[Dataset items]
= = = = =
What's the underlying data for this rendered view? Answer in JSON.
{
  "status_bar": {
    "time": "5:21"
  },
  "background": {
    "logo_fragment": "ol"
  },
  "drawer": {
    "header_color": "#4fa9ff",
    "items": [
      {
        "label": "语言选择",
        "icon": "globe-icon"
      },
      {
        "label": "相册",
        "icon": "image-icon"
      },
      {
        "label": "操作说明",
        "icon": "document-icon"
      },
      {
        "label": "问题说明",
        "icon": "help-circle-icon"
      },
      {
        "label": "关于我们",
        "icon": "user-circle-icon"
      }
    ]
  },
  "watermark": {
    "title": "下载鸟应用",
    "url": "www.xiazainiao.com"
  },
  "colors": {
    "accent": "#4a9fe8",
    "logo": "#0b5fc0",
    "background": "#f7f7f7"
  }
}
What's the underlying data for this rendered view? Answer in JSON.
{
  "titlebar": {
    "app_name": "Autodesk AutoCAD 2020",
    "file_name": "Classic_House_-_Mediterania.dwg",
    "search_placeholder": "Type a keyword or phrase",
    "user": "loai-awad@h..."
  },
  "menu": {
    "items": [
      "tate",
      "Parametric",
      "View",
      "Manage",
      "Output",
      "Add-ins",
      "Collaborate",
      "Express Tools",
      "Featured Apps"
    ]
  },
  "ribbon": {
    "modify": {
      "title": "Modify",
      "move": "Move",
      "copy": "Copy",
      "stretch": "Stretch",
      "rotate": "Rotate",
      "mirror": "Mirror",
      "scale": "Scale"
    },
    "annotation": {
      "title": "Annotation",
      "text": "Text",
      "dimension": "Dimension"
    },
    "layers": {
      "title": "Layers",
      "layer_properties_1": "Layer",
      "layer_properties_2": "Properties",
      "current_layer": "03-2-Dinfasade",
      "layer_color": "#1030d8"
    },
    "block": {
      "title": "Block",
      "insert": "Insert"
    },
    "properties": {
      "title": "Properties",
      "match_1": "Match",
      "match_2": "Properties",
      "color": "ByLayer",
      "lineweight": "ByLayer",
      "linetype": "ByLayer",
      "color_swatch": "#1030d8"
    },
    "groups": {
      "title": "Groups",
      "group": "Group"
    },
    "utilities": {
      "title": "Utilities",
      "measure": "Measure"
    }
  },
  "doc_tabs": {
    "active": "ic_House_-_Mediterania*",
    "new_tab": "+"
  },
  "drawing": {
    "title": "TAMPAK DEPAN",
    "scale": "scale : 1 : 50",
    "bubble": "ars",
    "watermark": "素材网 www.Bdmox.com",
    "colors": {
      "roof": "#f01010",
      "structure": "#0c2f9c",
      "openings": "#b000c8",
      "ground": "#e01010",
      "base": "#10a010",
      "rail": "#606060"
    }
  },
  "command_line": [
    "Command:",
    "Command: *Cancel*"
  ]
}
= = = = =
* _Set problem_
Using the material above, print every entry exactly as written.

* _Solution to this task_
What's the underlying data for this rendered view? Answer in JSON.
{
  "status_bar": {
    "time": "5:21"
  },
  "background": {
    "logo_fragment": "ol"
  },
  "drawer": {
    "header_color": "#4fa9ff",
    "items": [
      {
        "label": "语言选择",
        "icon": "globe-icon"
      },
      {
        "label": "相册",
        "icon": "image-icon"
      },
      {
        "label": "操作说明",
        "icon": "document-icon"
      },
      {
        "label": "问题说明",
        "icon": "help-circle-icon"
      },
      {
        "label": "关于我们",
        "icon": "user-circle-icon"
      }
    ]
  },
  "watermark": {
    "title": "下载鸟应用",
    "url": "www.xiazainiao.com"
  },
  "colors": {
    "accent": "#4a9fe8",
    "logo": "#0b5fc0",
    "background": "#f7f7f7"
  }
}
What's the underlying data for this rendered view? Answer in JSON.
{
  "titlebar": {
    "app_name": "Autodesk AutoCAD 2020",
    "file_name": "Classic_House_-_Mediterania.dwg",
    "search_placeholder": "Type a keyword or phrase",
    "user": "loai-awad@h..."
  },
  "menu": {
    "items": [
      "tate",
      "Parametric",
      "View",
      "Manage",
      "Output",
      "Add-ins",
      "Collaborate",
      "Express Tools",
      "Featured Apps"
    ]
  },
  "ribbon": {
    "modify": {
      "title": "Modify",
      "move": "Move",
      "copy": "Copy",
      "stretch": "Stretch",
      "rotate": "Rotate",
      "mirror": "Mirror",
      "scale": "Scale"
    },
    "annotation": {
      "title": "Annotation",
      "text": "Text",
      "dimension": "Dimension"
    },
    "layers": {
      "title": "Layers",
      "layer_properties_1": "Layer",
      "layer_properties_2": "Properties",
      "current_layer": "03-2-Dinfasade",
      "layer_color": "#1030d8"
    },
    "block": {
      "title": "Block",
      "insert": "Insert"
    },
    "properties": {
      "title": "Properties",
      "match_1": "Match",
      "match_2": "Properties",
      "color": "ByLayer",
      "lineweight": "ByLayer",
      "linetype": "ByLayer",
      "color_swatch": "#1030d8"
    },
    "groups": {
      "title": "Groups",
      "group": "Group"
    },
    "utilities": {
      "title": "Utilities",
      "measure": "Measure"
    }
  },
  "doc_tabs": {
    "active": "ic_House_-_Mediterania*",
    "new_tab": "+"
  },
  "drawing": {
    "title": "TAMPAK DEPAN",
    "scale": "scale : 1 : 50",
    "bubble": "ars",
    "watermark": "素材网 www.Bdmox.com",
    "colors": {
      "roof": "#f01010",
      "structure": "#0c2f9c",
      "openings": "#b000c8",
      "ground": "#e01010",
      "base": "#10a010",
      "rail": "#606060"
    }
  },
  "command_line": [
    "Command:",
    "Command: *Cancel*"
  ]
}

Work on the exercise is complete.